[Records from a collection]
+++++

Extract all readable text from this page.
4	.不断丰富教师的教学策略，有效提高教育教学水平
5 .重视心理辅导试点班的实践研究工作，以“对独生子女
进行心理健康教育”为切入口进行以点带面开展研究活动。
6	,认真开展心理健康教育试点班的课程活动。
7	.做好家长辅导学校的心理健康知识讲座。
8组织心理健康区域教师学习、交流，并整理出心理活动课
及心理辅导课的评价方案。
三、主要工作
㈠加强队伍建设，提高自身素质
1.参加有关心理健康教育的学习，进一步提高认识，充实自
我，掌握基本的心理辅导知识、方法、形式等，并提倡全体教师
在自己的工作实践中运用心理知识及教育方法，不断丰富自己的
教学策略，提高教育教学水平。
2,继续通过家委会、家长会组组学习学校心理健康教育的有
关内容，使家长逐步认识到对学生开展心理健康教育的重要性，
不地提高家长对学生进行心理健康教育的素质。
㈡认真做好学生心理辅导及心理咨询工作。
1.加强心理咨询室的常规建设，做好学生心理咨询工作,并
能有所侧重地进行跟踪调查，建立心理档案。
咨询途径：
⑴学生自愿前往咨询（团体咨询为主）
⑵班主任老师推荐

+++++

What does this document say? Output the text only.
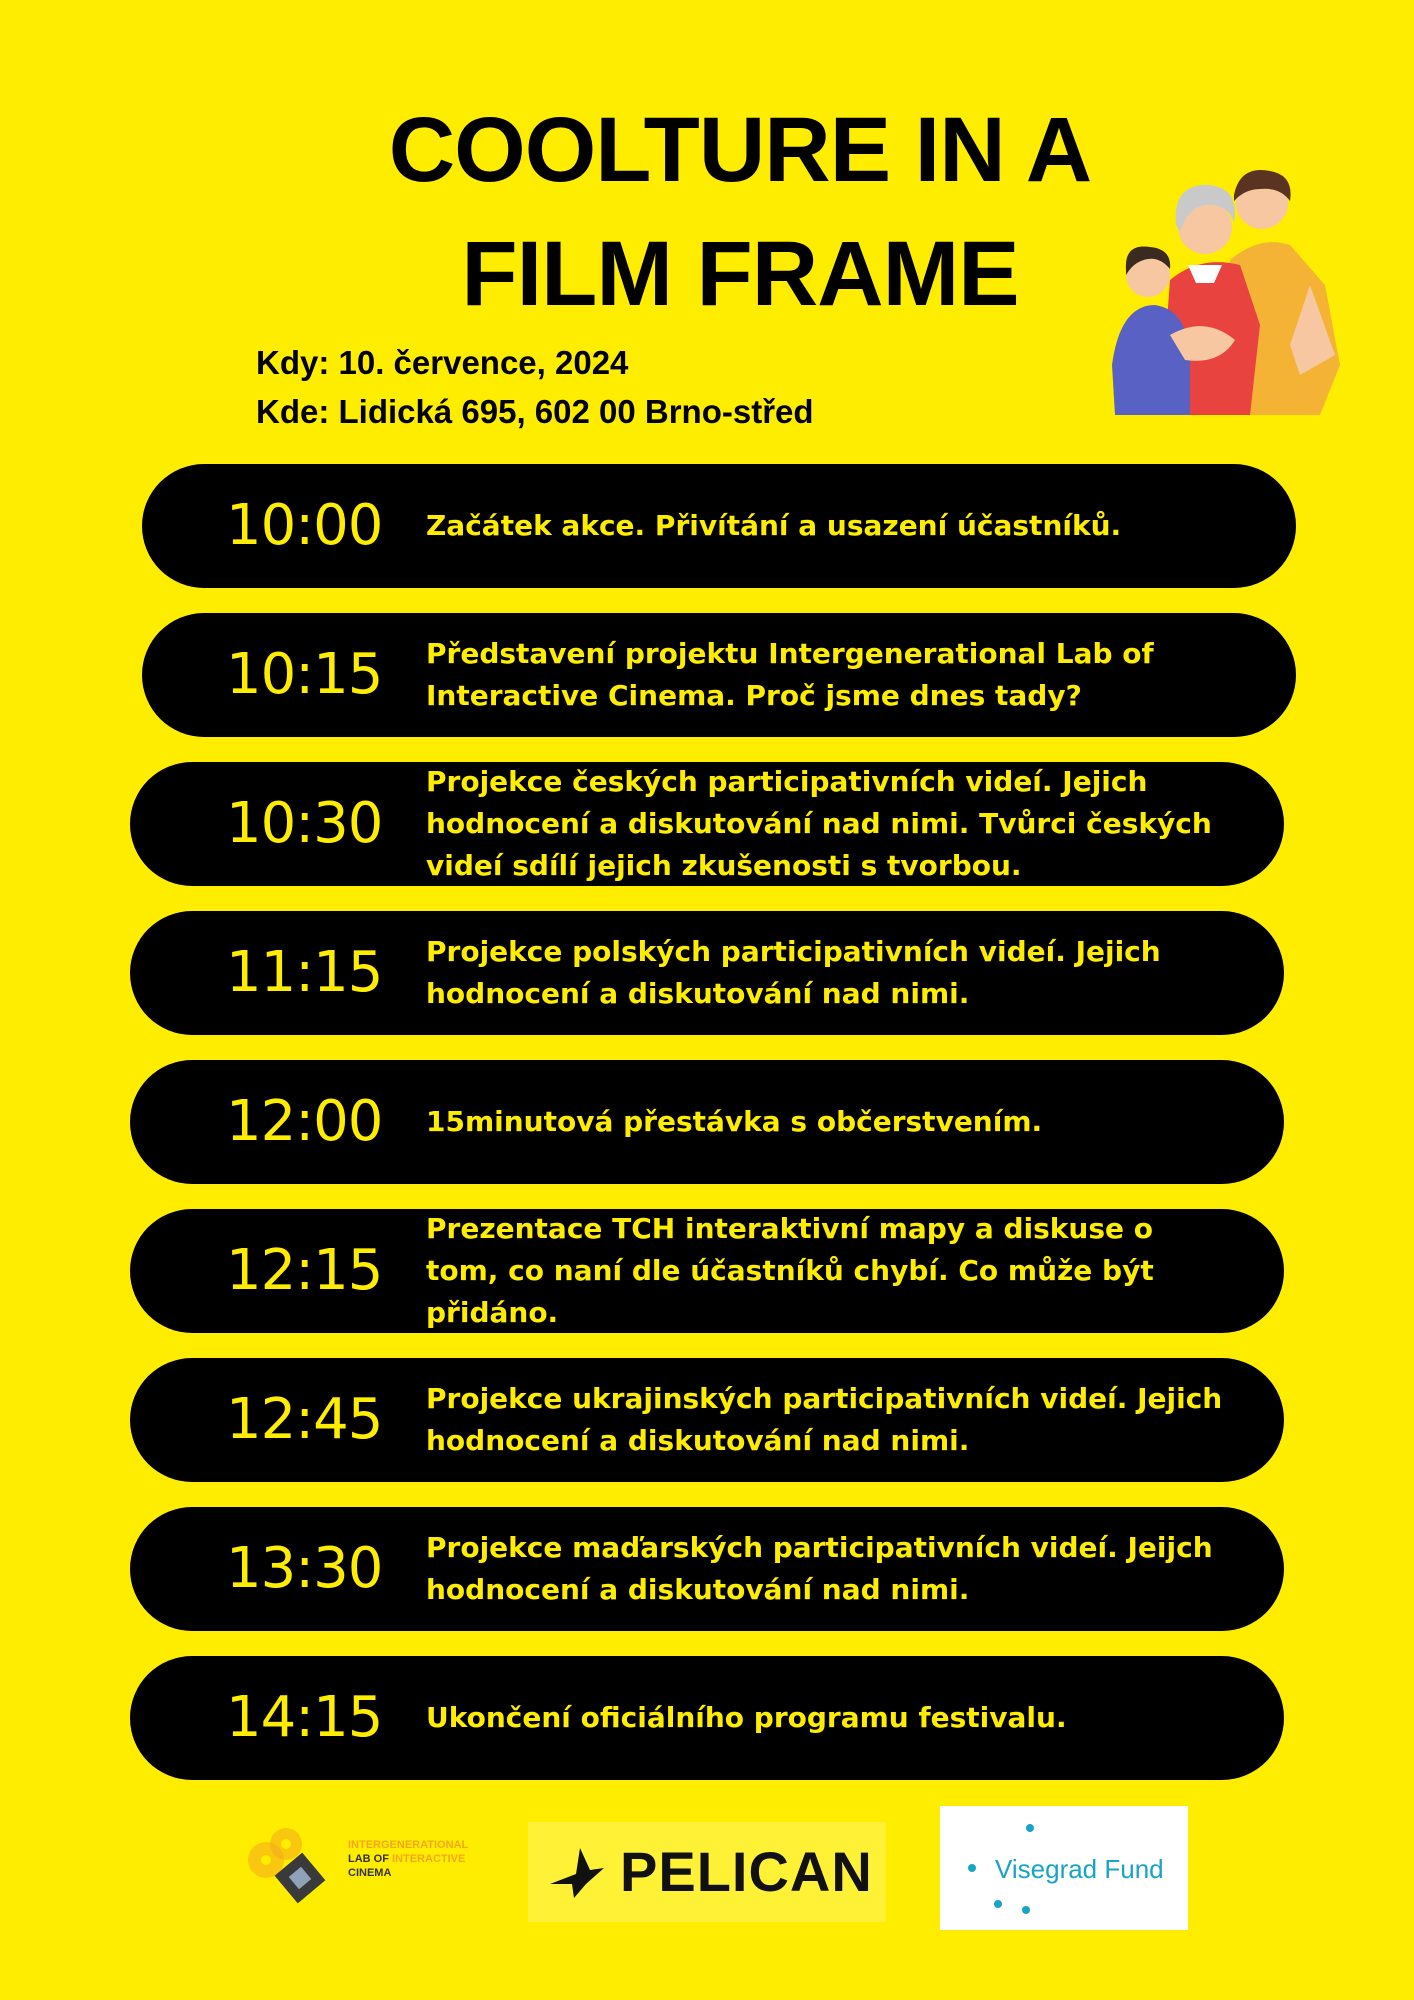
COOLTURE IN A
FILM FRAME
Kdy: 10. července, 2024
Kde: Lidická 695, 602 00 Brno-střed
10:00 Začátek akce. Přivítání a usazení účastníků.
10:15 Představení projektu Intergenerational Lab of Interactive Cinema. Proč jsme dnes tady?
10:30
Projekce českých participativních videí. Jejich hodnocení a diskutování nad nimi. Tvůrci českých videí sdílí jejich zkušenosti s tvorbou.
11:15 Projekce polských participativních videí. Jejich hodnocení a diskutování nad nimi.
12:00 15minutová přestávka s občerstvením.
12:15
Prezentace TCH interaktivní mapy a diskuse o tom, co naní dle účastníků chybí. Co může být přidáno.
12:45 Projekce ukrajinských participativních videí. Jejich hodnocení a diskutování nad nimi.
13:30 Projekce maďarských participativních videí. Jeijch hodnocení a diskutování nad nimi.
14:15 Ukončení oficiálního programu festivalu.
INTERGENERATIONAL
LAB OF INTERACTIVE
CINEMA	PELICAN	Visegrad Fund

+++++

Copy each line of the entries that includes the word "participativních".

OUTPUT BELOW →
Projekce českých participativních videí. Jejich hodnocení a diskutování nad nimi. Tvůrci českých videí sdílí jejich zkušenosti s tvorbou.
11:15 Projekce polských participativních videí. Jejich hodnocení a diskutování nad nimi.
12:45 Projekce ukrajinských participativních videí. Jejich hodnocení a diskutování nad nimi.
13:30 Projekce maďarských participativních videí. Jeijch hodnocení a diskutování nad nimi.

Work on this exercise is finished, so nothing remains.